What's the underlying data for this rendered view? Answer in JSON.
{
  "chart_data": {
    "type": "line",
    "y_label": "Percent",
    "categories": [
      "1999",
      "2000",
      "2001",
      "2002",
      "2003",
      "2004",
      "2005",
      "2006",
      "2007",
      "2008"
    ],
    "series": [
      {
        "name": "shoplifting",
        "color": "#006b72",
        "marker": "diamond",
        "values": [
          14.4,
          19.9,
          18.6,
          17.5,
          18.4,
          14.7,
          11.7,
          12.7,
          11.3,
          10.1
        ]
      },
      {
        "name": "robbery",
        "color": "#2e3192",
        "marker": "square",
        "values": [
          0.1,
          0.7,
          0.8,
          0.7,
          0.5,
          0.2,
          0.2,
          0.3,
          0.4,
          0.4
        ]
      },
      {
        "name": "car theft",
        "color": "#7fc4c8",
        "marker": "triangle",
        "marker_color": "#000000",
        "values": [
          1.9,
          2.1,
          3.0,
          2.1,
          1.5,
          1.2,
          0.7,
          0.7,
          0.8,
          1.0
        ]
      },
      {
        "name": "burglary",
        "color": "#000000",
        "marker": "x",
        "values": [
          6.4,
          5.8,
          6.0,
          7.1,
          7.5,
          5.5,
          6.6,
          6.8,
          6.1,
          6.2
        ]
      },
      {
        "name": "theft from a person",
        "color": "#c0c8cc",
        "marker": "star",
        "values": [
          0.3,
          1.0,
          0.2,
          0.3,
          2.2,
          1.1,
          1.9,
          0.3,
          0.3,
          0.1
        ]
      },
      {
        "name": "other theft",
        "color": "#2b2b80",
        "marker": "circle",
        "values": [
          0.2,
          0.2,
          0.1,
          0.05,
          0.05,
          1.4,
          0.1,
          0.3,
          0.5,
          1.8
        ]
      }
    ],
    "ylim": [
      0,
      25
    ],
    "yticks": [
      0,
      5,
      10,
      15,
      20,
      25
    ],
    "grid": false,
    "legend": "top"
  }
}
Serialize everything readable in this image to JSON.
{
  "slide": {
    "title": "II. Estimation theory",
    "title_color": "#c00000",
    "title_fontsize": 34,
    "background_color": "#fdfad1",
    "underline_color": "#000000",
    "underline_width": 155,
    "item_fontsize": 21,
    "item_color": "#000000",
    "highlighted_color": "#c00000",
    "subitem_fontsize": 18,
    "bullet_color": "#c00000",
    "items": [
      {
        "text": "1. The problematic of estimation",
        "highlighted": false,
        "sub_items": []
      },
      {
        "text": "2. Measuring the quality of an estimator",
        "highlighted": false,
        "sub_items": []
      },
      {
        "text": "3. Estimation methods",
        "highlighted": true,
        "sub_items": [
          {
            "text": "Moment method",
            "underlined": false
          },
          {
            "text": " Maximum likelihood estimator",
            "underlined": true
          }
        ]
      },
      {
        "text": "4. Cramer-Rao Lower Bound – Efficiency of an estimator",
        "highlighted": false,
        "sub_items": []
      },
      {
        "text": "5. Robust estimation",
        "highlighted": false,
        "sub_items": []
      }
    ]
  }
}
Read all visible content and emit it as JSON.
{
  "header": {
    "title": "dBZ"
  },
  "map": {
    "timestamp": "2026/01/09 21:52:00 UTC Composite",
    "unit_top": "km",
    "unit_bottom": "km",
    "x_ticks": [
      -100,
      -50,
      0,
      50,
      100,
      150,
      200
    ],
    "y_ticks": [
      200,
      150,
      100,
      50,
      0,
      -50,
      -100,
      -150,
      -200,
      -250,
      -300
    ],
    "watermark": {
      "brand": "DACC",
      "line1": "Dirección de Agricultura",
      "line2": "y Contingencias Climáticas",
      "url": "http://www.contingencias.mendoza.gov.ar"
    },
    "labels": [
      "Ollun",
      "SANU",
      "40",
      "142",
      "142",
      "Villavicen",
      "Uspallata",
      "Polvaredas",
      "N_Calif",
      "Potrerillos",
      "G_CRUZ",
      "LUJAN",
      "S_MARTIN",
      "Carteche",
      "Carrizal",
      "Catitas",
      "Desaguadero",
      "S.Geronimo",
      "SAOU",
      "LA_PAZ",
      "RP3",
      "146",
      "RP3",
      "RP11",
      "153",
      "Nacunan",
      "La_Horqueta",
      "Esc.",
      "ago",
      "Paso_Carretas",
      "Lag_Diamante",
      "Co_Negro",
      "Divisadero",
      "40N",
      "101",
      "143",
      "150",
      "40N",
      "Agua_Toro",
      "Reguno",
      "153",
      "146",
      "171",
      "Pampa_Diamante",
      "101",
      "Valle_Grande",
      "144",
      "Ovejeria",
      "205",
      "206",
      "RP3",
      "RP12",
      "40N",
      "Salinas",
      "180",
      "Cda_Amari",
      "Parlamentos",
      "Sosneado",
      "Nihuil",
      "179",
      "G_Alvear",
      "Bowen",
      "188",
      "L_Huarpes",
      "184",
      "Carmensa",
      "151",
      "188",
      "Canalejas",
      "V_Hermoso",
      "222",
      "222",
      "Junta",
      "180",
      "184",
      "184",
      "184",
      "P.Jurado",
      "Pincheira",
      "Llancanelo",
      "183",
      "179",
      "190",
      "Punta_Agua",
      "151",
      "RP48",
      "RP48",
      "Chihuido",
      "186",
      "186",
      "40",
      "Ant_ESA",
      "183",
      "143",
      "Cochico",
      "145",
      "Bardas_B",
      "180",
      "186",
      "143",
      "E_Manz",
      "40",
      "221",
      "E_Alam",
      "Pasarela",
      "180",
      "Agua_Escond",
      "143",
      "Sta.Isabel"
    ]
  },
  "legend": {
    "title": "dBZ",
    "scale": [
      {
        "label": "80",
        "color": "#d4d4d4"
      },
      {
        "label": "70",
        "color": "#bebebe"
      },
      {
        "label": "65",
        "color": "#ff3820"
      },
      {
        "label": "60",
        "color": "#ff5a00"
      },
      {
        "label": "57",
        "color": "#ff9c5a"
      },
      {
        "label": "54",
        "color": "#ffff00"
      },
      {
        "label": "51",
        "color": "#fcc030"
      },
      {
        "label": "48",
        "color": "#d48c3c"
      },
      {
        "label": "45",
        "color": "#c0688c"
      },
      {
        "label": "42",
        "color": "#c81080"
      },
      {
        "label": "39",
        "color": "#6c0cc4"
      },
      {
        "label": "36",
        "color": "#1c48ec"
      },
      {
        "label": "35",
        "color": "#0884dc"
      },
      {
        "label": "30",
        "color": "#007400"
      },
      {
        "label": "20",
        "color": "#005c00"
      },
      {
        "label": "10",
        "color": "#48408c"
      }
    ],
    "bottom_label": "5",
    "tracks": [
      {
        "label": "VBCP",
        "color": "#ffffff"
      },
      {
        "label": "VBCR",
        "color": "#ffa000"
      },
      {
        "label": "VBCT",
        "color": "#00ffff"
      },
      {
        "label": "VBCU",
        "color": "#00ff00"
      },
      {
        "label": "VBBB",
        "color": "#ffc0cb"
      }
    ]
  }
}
- - -
_The problem_
Find the string "this" in the entries above and return each line that holds it.

_Task result_
What's the underlying data for this rendered view? Answer in JSON.
Serialize everything readable in this image to JSON.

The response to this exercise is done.